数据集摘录
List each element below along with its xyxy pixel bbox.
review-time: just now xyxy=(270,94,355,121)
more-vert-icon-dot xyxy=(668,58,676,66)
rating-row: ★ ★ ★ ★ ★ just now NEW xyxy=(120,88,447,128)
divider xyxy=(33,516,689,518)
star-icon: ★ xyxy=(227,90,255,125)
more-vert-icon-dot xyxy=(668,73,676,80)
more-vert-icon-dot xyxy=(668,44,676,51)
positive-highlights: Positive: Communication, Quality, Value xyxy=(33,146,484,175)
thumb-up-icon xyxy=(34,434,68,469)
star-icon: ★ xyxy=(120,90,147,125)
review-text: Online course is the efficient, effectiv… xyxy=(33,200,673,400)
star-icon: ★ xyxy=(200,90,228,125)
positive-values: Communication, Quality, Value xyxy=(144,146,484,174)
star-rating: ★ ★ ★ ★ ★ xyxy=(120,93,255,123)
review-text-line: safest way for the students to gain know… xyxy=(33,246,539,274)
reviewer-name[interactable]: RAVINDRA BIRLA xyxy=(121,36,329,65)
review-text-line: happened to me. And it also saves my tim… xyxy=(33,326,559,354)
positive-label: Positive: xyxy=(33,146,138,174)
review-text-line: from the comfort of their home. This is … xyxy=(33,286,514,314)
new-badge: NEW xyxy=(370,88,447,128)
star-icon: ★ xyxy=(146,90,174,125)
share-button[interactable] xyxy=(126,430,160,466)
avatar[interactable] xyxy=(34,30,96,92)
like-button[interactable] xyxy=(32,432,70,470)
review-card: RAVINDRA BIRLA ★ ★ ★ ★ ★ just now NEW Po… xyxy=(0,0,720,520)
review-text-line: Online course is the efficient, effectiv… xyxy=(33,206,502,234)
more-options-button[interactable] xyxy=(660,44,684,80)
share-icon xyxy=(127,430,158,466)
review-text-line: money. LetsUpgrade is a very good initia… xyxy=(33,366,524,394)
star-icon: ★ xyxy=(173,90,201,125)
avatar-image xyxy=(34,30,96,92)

> 任务要求: 请将上述全部数据行转换为 Markdown 表格，设“序号”与“内容”两列，分别填入行号及该行文字，空行不予收录。

> 任务解答:
| 序号 | 内容 |
|---|---|
| 1 | List each element below along with its xyxy pixel bbox. |
| 2 | review-time: just now xyxy=(270,94,355,121) |
| 3 | more-vert-icon-dot xyxy=(668,58,676,66) |
| 4 | rating-row: ★ ★ ★ ★ ★ just now NEW xyxy=(120,88,447,128) |
| 5 | divider xyxy=(33,516,689,518) |
| 6 | star-icon: ★ xyxy=(227,90,255,125) |
| 7 | more-vert-icon-dot xyxy=(668,73,676,80) |
| 8 | more-vert-icon-dot xyxy=(668,44,676,51) |
| 9 | positive-highlights: Positive: Communication, Quality, Value xyxy=(33,146,484,175) |
| 10 | thumb-up-icon xyxy=(34,434,68,469) |
| 11 | star-icon: ★ xyxy=(120,90,147,125) |
| 12 | review-text: Online course is the efficient, effectiv… xyxy=(33,200,673,400) |
| 13 | star-icon: ★ xyxy=(200,90,228,125) |
| 14 | positive-values: Communication, Quality, Value xyxy=(144,146,484,174) |
| 15 | star-rating: ★ ★ ★ ★ ★ xyxy=(120,93,255,123) |
| 16 | review-text-line: safest way for the students to gain know… xyxy=(33,246,539,274) |
| 17 | reviewer-name[interactable]: RAVINDRA BIRLA xyxy=(121,36,329,65) |
| 18 | review-text-line: happened to me. And it also saves my tim… xyxy=(33,326,559,354) |
| 19 | positive-label: Positive: xyxy=(33,146,138,174) |
| 20 | review-text-line: from the comfort of their home. This is … xyxy=(33,286,514,314) |
| 21 | new-badge: NEW xyxy=(370,88,447,128) |
| 22 | star-icon: ★ xyxy=(146,90,174,125) |
| 23 | share-button[interactable] xyxy=(126,430,160,466) |
| 24 | avatar[interactable] xyxy=(34,30,96,92) |
| 25 | like-button[interactable] xyxy=(32,432,70,470) |
| 26 | review-card: RAVINDRA BIRLA ★ ★ ★ ★ ★ just now NEW Po… xyxy=(0,0,720,520) |
| 27 | review-text-line: Online course is the efficient, effectiv… xyxy=(33,206,502,234) |
| 28 | more-options-button[interactable] xyxy=(660,44,684,80) |
| 29 | share-icon xyxy=(127,430,158,466) |
| 30 | review-text-line: money. LetsUpgrade is a very good initia… xyxy=(33,366,524,394) |
| 31 | star-icon: ★ xyxy=(173,90,201,125) |
| 32 | avatar-image xyxy=(34,30,96,92) |